■ Data provided
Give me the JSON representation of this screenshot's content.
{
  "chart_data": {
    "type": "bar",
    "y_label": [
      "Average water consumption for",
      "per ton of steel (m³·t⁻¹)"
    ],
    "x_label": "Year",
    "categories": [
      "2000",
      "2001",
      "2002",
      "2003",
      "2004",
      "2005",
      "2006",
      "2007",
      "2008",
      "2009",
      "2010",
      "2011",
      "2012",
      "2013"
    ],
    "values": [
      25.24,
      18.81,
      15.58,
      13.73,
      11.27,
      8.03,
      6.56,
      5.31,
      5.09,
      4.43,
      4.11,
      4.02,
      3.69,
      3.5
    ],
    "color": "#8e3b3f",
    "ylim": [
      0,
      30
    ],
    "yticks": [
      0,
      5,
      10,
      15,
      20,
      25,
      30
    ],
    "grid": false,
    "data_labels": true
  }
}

■ Exercise description
Restate the data above word for word, please.

■ Solution for this task
Give me the JSON representation of this screenshot's content.
{
  "chart_data": {
    "type": "bar",
    "y_label": [
      "Average water consumption for",
      "per ton of steel (m³·t⁻¹)"
    ],
    "x_label": "Year",
    "categories": [
      "2000",
      "2001",
      "2002",
      "2003",
      "2004",
      "2005",
      "2006",
      "2007",
      "2008",
      "2009",
      "2010",
      "2011",
      "2012",
      "2013"
    ],
    "values": [
      25.24,
      18.81,
      15.58,
      13.73,
      11.27,
      8.03,
      6.56,
      5.31,
      5.09,
      4.43,
      4.11,
      4.02,
      3.69,
      3.5
    ],
    "color": "#8e3b3f",
    "ylim": [
      0,
      30
    ],
    "yticks": [
      0,
      5,
      10,
      15,
      20,
      25,
      30
    ],
    "grid": false,
    "data_labels": true
  }
}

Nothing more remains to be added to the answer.